┏━━

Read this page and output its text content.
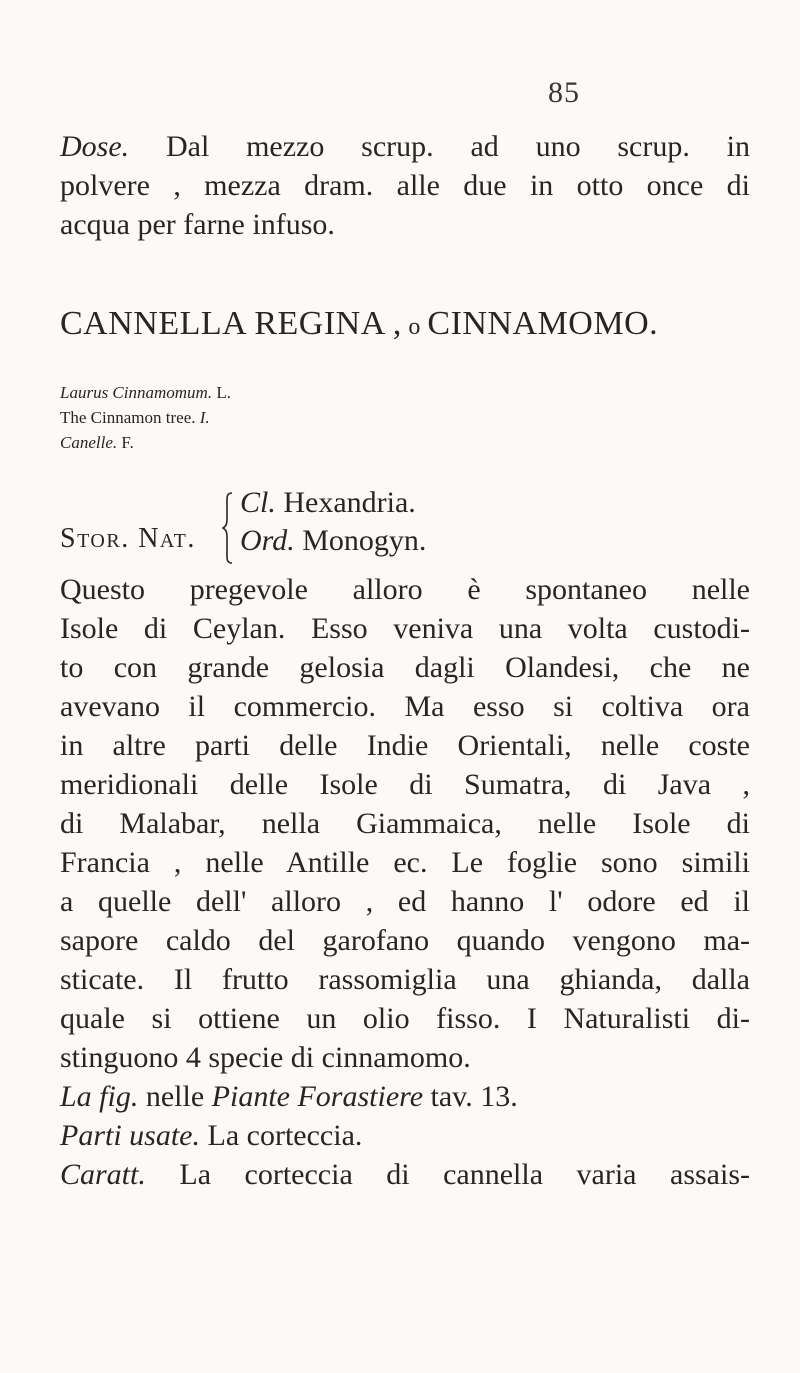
85
Dose. Dal mezzo scrup. ad uno scrup. in
polvere , mezza dram. alle due in otto once di
acqua per farne infuso.
CANNELLA REGINA , o CINNAMOMO.
Laurus Cinnamomum. L.
The Cinnamon tree. I.
Canelle. F.
Stor. Nat.
Cl. Hexandria.
Ord. Monogyn.
Questo pregevole alloro è spontaneo nelle
Isole di Ceylan. Esso veniva una volta custodi-
to con grande gelosia dagli Olandesi, che ne
avevano il commercio. Ma esso si coltiva ora
in altre parti delle Indie Orientali, nelle coste
meridionali delle Isole di Sumatra, di Java ,
di Malabar, nella Giammaica, nelle Isole di
Francia , nelle Antille ec. Le foglie sono simili
a quelle dell' alloro , ed hanno l' odore ed il
sapore caldo del garofano quando vengono ma-
sticate. Il frutto rassomiglia una ghianda, dalla
quale si ottiene un olio fisso. I Naturalisti di-
stinguono 4 specie di cinnamomo.
La fig. nelle Piante Forastiere tav. 13.
Parti usate. La corteccia.
Caratt. La corteccia di cannella varia assais-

┗━━

SHORT EXERCISE -
Working from the entries above, return all lines that contain "alloro".

COMPLETE ANSWER -
Questo pregevole alloro è spontaneo nelle
a quelle dell' alloro , ed hanno l' odore ed il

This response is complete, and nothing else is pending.